Every record must be repeated exactly; omit any pictures they contain.

(Dataset entries on figures)
+---+

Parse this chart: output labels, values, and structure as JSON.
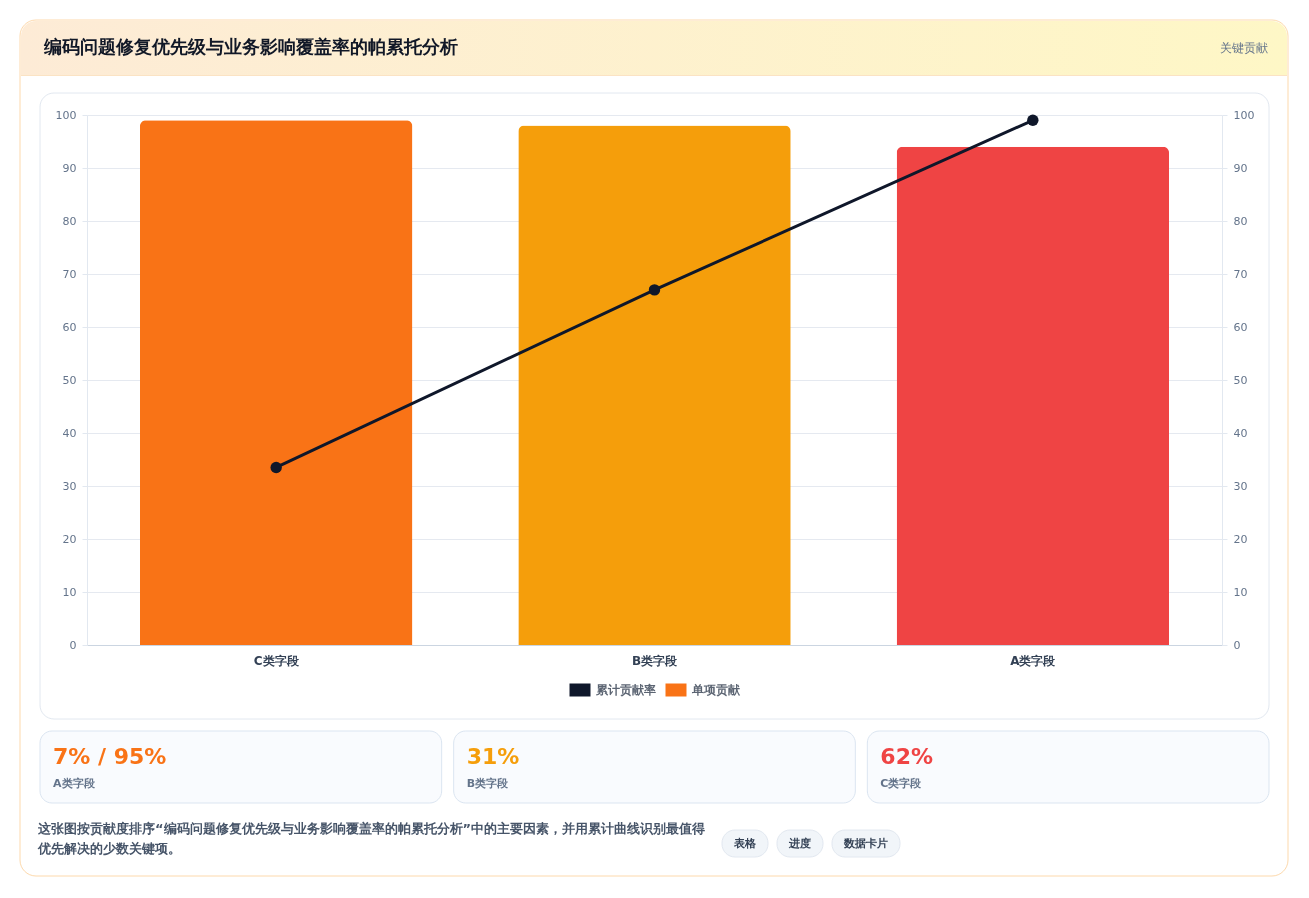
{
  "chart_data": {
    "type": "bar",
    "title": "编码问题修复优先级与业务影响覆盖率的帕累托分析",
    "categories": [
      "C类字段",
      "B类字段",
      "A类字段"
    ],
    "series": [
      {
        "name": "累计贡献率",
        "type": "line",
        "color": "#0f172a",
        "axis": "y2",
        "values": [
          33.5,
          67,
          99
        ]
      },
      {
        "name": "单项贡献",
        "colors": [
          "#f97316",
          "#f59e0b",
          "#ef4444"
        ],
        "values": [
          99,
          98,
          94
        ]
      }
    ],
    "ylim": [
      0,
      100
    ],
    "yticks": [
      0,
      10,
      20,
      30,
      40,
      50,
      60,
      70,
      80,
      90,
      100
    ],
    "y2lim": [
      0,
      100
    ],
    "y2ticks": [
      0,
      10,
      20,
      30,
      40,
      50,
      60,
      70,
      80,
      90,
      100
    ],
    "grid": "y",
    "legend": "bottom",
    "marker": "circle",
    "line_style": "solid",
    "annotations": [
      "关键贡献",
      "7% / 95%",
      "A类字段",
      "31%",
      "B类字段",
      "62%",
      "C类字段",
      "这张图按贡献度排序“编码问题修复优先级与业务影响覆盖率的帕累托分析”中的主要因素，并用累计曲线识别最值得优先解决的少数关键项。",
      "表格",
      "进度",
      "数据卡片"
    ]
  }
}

+---+

◆ Result of the task ◆
Parse this chart: output labels, values, and structure as JSON.
{
  "chart_data": {
    "type": "bar",
    "title": "编码问题修复优先级与业务影响覆盖率的帕累托分析",
    "categories": [
      "C类字段",
      "B类字段",
      "A类字段"
    ],
    "series": [
      {
        "name": "累计贡献率",
        "type": "line",
        "color": "#0f172a",
        "axis": "y2",
        "values": [
          33.5,
          67,
          99
        ]
      },
      {
        "name": "单项贡献",
        "colors": [
          "#f97316",
          "#f59e0b",
          "#ef4444"
        ],
        "values": [
          99,
          98,
          94
        ]
      }
    ],
    "ylim": [
      0,
      100
    ],
    "yticks": [
      0,
      10,
      20,
      30,
      40,
      50,
      60,
      70,
      80,
      90,
      100
    ],
    "y2lim": [
      0,
      100
    ],
    "y2ticks": [
      0,
      10,
      20,
      30,
      40,
      50,
      60,
      70,
      80,
      90,
      100
    ],
    "grid": "y",
    "legend": "bottom",
    "marker": "circle",
    "line_style": "solid",
    "annotations": [
      "关键贡献",
      "7% / 95%",
      "A类字段",
      "31%",
      "B类字段",
      "62%",
      "C类字段",
      "这张图按贡献度排序“编码问题修复优先级与业务影响覆盖率的帕累托分析”中的主要因素，并用累计曲线识别最值得优先解决的少数关键项。",
      "表格",
      "进度",
      "数据卡片"
    ]
  }
}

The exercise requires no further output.